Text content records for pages
******

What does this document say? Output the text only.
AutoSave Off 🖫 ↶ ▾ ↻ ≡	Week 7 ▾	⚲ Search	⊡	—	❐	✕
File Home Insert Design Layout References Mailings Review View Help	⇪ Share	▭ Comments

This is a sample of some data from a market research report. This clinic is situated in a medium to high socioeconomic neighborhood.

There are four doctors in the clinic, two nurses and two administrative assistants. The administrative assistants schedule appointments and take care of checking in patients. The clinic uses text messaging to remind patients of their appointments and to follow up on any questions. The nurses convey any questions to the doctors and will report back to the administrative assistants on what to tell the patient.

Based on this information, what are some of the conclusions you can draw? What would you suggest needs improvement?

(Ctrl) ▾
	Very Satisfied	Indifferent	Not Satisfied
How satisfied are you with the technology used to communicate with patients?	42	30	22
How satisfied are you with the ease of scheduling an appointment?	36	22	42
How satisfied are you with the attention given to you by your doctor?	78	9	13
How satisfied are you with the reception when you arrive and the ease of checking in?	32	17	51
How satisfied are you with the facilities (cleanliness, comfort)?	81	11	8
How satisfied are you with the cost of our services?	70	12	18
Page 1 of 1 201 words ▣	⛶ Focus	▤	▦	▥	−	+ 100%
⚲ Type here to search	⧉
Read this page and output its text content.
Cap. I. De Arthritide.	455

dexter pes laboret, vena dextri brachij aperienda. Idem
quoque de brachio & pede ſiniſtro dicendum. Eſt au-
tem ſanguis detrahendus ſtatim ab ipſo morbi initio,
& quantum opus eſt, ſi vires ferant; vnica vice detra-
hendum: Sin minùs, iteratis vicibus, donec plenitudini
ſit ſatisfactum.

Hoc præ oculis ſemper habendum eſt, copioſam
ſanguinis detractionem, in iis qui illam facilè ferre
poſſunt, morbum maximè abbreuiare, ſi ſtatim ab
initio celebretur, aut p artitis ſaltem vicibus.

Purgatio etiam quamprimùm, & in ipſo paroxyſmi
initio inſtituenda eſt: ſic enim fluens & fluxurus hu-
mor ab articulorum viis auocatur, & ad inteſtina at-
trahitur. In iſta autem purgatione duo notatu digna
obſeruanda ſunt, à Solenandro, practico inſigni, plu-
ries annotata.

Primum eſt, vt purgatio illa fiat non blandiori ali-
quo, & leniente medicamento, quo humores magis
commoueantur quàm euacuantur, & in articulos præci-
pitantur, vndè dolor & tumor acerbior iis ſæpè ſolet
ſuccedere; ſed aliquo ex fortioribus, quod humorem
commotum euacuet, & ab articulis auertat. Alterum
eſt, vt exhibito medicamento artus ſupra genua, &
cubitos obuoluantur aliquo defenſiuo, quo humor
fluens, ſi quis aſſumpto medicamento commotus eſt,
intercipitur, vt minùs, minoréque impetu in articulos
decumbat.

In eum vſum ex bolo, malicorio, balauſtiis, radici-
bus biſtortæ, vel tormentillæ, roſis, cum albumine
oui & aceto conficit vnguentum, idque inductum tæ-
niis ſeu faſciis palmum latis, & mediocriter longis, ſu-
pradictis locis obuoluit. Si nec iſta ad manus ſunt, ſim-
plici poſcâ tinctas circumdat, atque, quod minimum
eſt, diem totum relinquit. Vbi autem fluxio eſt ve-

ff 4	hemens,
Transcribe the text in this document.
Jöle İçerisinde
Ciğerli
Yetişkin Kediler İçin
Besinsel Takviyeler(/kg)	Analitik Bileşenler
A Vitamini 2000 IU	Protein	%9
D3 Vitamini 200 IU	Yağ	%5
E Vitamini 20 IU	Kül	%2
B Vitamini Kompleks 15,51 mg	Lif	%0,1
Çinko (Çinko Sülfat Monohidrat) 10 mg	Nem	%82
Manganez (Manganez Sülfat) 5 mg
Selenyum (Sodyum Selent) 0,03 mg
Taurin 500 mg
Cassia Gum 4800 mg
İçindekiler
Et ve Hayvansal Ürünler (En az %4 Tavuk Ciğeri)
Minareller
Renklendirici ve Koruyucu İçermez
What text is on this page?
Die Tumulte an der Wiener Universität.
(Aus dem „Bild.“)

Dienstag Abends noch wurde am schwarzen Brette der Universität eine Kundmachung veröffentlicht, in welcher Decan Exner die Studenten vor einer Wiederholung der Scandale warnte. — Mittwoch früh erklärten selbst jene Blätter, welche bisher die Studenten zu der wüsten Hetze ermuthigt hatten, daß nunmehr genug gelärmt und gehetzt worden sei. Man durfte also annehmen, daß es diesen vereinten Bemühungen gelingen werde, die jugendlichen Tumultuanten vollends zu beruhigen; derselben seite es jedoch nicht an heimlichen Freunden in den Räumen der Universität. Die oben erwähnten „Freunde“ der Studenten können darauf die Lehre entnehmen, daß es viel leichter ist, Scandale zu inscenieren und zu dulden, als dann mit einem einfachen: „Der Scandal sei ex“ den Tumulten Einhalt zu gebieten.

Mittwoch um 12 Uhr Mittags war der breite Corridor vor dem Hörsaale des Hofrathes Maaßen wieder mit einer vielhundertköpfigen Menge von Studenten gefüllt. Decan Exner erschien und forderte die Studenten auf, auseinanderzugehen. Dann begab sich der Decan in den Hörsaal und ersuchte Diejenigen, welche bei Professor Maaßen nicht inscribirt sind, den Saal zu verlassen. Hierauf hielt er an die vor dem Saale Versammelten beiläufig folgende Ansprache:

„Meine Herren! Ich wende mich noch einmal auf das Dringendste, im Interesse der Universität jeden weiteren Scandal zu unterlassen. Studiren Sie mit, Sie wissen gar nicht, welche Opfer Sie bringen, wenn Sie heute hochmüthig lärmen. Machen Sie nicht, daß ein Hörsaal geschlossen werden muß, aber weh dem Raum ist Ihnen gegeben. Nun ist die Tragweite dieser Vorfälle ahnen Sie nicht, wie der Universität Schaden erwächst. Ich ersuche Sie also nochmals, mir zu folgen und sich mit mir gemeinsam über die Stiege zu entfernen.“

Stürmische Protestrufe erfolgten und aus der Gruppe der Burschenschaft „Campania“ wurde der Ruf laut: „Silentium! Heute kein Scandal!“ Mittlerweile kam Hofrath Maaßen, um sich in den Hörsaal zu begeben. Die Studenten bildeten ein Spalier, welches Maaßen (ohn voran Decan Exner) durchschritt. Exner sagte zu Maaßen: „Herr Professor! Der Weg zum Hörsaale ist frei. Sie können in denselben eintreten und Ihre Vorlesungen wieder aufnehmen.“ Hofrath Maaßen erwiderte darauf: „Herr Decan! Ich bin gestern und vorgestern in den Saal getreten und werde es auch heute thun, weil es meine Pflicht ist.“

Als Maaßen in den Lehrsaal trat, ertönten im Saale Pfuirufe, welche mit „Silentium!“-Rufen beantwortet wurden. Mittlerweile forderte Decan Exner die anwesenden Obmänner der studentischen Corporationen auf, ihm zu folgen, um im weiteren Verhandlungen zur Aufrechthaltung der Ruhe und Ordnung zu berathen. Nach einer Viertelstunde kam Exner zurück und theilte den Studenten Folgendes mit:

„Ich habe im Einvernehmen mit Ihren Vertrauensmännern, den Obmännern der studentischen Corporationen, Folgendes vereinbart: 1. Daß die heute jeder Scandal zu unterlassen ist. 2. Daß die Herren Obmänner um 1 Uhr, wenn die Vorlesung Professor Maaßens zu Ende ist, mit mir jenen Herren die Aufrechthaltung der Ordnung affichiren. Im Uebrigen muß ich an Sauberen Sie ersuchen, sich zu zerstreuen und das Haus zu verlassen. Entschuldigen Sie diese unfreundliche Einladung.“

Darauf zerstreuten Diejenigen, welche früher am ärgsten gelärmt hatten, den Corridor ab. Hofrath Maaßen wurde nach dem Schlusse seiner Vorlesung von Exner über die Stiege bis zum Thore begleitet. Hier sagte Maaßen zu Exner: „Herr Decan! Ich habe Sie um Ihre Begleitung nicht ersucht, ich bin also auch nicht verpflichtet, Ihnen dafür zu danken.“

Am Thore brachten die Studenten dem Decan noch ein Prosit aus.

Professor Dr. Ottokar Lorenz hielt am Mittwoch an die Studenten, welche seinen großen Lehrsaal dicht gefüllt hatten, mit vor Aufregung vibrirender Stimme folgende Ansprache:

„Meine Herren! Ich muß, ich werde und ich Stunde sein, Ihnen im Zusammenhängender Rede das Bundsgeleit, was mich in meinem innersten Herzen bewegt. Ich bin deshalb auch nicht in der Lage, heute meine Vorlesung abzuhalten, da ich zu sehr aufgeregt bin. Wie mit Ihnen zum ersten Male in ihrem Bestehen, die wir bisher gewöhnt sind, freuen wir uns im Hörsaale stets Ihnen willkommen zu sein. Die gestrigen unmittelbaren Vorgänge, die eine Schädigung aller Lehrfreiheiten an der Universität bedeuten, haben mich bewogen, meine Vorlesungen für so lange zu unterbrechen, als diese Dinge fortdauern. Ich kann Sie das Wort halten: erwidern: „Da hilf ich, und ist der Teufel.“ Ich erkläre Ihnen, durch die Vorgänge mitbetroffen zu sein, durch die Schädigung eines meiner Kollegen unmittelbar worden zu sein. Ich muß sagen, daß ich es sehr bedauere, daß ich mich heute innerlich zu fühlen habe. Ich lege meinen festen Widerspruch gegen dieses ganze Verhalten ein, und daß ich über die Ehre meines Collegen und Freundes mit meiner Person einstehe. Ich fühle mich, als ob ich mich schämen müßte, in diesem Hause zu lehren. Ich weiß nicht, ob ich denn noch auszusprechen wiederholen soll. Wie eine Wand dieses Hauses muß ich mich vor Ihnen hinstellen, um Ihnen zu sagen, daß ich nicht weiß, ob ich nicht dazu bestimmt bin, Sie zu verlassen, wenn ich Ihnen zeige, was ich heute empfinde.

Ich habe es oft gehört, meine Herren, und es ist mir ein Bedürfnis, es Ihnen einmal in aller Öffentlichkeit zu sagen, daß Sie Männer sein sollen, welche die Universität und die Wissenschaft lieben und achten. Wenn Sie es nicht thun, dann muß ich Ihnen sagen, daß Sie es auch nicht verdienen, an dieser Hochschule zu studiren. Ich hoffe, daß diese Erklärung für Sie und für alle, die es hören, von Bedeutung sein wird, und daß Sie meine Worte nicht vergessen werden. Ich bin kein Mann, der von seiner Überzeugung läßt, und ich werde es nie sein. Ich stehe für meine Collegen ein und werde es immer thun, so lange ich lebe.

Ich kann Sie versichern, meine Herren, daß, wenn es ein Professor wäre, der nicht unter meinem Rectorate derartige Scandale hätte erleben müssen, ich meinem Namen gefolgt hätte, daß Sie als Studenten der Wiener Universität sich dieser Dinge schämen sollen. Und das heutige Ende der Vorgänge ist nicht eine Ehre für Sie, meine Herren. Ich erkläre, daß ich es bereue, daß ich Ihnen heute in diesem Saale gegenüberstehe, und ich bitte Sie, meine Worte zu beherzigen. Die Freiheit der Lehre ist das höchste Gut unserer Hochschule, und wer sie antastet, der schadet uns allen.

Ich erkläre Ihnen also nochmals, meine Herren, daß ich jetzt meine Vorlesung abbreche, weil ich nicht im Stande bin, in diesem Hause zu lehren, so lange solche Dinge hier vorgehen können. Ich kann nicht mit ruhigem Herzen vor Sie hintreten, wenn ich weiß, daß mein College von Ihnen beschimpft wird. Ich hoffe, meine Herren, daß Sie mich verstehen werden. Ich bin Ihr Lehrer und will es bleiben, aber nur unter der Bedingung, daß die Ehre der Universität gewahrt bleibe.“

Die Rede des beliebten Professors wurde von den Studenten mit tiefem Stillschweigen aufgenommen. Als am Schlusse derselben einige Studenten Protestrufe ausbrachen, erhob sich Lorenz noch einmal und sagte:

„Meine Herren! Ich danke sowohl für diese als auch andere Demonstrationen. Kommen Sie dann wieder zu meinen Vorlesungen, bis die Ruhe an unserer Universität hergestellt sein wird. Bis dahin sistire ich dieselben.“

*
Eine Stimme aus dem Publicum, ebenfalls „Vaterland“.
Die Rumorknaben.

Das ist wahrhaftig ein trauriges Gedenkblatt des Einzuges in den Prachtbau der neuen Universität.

******

Description of the task →
Could you work out how many lines above contain the string "ſtatim"? Answer with the number only.

Solution for this task →
2